Copy each line below exactly and leave the pictures out.
[Begin Data entries]
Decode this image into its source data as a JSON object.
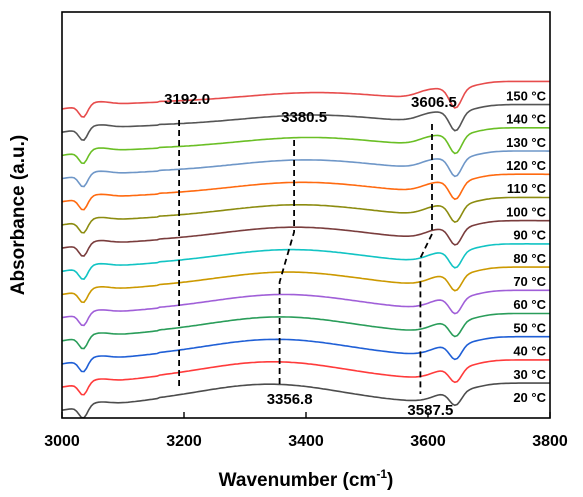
{
  "chart_data": {
    "type": "line",
    "xlabel": "Wavenumber (cm",
    "xlabel_sup": "-1",
    "xlabel_tail": ")",
    "ylabel": "Absorbance (a.u.)",
    "xlim": [
      3000,
      3800
    ],
    "xticks": [
      "3000",
      "3200",
      "3400",
      "3600",
      "3800"
    ],
    "yticks_shown": false,
    "legend": "none",
    "grid": false,
    "series": [
      {
        "name": "20 °C",
        "color": "#4d4d4d",
        "offset": 0,
        "label": "20 °C"
      },
      {
        "name": "30 °C",
        "color": "#ff3b3b",
        "offset": 1,
        "label": "30 °C"
      },
      {
        "name": "40 °C",
        "color": "#1f5fd6",
        "offset": 2,
        "label": "40 °C"
      },
      {
        "name": "50 °C",
        "color": "#2a9d5a",
        "offset": 3,
        "label": "50 °C"
      },
      {
        "name": "60 °C",
        "color": "#a05fd8",
        "offset": 4,
        "label": "60 °C"
      },
      {
        "name": "70 °C",
        "color": "#cc9900",
        "offset": 5,
        "label": "70 °C"
      },
      {
        "name": "80 °C",
        "color": "#12c4c4",
        "offset": 6,
        "label": "80 °C"
      },
      {
        "name": "90 °C",
        "color": "#7a3d3d",
        "offset": 7,
        "label": "90 °C"
      },
      {
        "name": "100 °C",
        "color": "#8c8c10",
        "offset": 8,
        "label": "100 °C"
      },
      {
        "name": "110 °C",
        "color": "#ff6a10",
        "offset": 9,
        "label": "110 °C"
      },
      {
        "name": "120 °C",
        "color": "#6f97c8",
        "offset": 10,
        "label": "120 °C"
      },
      {
        "name": "130 °C",
        "color": "#6abf25",
        "offset": 11,
        "label": "130 °C"
      },
      {
        "name": "140 °C",
        "color": "#555555",
        "offset": 12,
        "label": "140 °C"
      },
      {
        "name": "150 °C",
        "color": "#e74c4c",
        "offset": 13,
        "label": "150 °C"
      }
    ],
    "annotations": [
      {
        "text": "3192.0",
        "x": 3192.0
      },
      {
        "text": "3380.5",
        "x": 3380.5
      },
      {
        "text": "3606.5",
        "x": 3606.5
      },
      {
        "text": "3356.8",
        "x": 3356.8
      },
      {
        "text": "3587.5",
        "x": 3587.5
      }
    ]
  }
}
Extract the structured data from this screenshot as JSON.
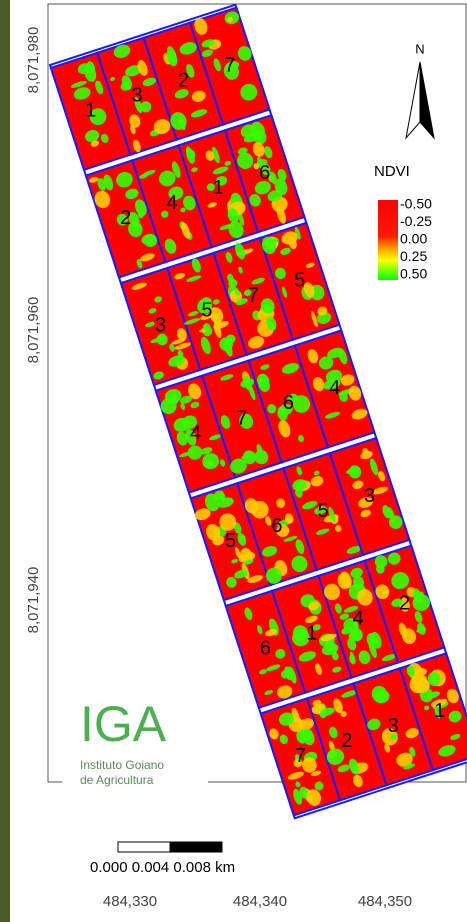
{
  "axes": {
    "y_labels": [
      "8,071,980",
      "8,071,960",
      "8,071,940"
    ],
    "x_labels": [
      "484,330",
      "484,340",
      "484,350"
    ]
  },
  "north": "N",
  "legend": {
    "title": "NDVI",
    "labels": [
      "-0.50",
      "-0.25",
      "0.00",
      "0.25",
      "0.50"
    ]
  },
  "plots": [
    [
      "1",
      "3",
      "2",
      "7"
    ],
    [
      "2",
      "4",
      "1",
      "6"
    ],
    [
      "3",
      "5",
      "7",
      "5"
    ],
    [
      "4",
      "7",
      "6",
      "4"
    ],
    [
      "5",
      "6",
      "5",
      "3"
    ],
    [
      "6",
      "1",
      "4",
      "2"
    ],
    [
      "7",
      "2",
      "3",
      "1"
    ]
  ],
  "logo": {
    "mark": "IGA",
    "line1": "Instituto Goiano",
    "line2": "de Agricultura"
  },
  "scale_bar": "0.000 0.004 0.008 km"
}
[End Data entries]
| Correct result |
Decode this image into its source data as a JSON object.
{
  "chart_data": {
    "type": "line",
    "xlabel": "Wavenumber (cm",
    "xlabel_sup": "-1",
    "xlabel_tail": ")",
    "ylabel": "Absorbance (a.u.)",
    "xlim": [
      3000,
      3800
    ],
    "xticks": [
      "3000",
      "3200",
      "3400",
      "3600",
      "3800"
    ],
    "yticks_shown": false,
    "legend": "none",
    "grid": false,
    "series": [
      {
        "name": "20 °C",
        "color": "#4d4d4d",
        "offset": 0,
        "label": "20 °C"
      },
      {
        "name": "30 °C",
        "color": "#ff3b3b",
        "offset": 1,
        "label": "30 °C"
      },
      {
        "name": "40 °C",
        "color": "#1f5fd6",
        "offset": 2,
        "label": "40 °C"
      },
      {
        "name": "50 °C",
        "color": "#2a9d5a",
        "offset": 3,
        "label": "50 °C"
      },
      {
        "name": "60 °C",
        "color": "#a05fd8",
        "offset": 4,
        "label": "60 °C"
      },
      {
        "name": "70 °C",
        "color": "#cc9900",
        "offset": 5,
        "label": "70 °C"
      },
      {
        "name": "80 °C",
        "color": "#12c4c4",
        "offset": 6,
        "label": "80 °C"
      },
      {
        "name": "90 °C",
        "color": "#7a3d3d",
        "offset": 7,
        "label": "90 °C"
      },
      {
        "name": "100 °C",
        "color": "#8c8c10",
        "offset": 8,
        "label": "100 °C"
      },
      {
        "name": "110 °C",
        "color": "#ff6a10",
        "offset": 9,
        "label": "110 °C"
      },
      {
        "name": "120 °C",
        "color": "#6f97c8",
        "offset": 10,
        "label": "120 °C"
      },
      {
        "name": "130 °C",
        "color": "#6abf25",
        "offset": 11,
        "label": "130 °C"
      },
      {
        "name": "140 °C",
        "color": "#555555",
        "offset": 12,
        "label": "140 °C"
      },
      {
        "name": "150 °C",
        "color": "#e74c4c",
        "offset": 13,
        "label": "150 °C"
      }
    ],
    "annotations": [
      {
        "text": "3192.0",
        "x": 3192.0
      },
      {
        "text": "3380.5",
        "x": 3380.5
      },
      {
        "text": "3606.5",
        "x": 3606.5
      },
      {
        "text": "3356.8",
        "x": 3356.8
      },
      {
        "text": "3587.5",
        "x": 3587.5
      }
    ]
  }
}
Extract the structured data from this screenshot as JSON.
{
  "axes": {
    "y_labels": [
      "8,071,980",
      "8,071,960",
      "8,071,940"
    ],
    "x_labels": [
      "484,330",
      "484,340",
      "484,350"
    ]
  },
  "north": "N",
  "legend": {
    "title": "NDVI",
    "labels": [
      "-0.50",
      "-0.25",
      "0.00",
      "0.25",
      "0.50"
    ]
  },
  "plots": [
    [
      "1",
      "3",
      "2",
      "7"
    ],
    [
      "2",
      "4",
      "1",
      "6"
    ],
    [
      "3",
      "5",
      "7",
      "5"
    ],
    [
      "4",
      "7",
      "6",
      "4"
    ],
    [
      "5",
      "6",
      "5",
      "3"
    ],
    [
      "6",
      "1",
      "4",
      "2"
    ],
    [
      "7",
      "2",
      "3",
      "1"
    ]
  ],
  "logo": {
    "mark": "IGA",
    "line1": "Instituto Goiano",
    "line2": "de Agricultura"
  },
  "scale_bar": "0.000 0.004 0.008 km"
}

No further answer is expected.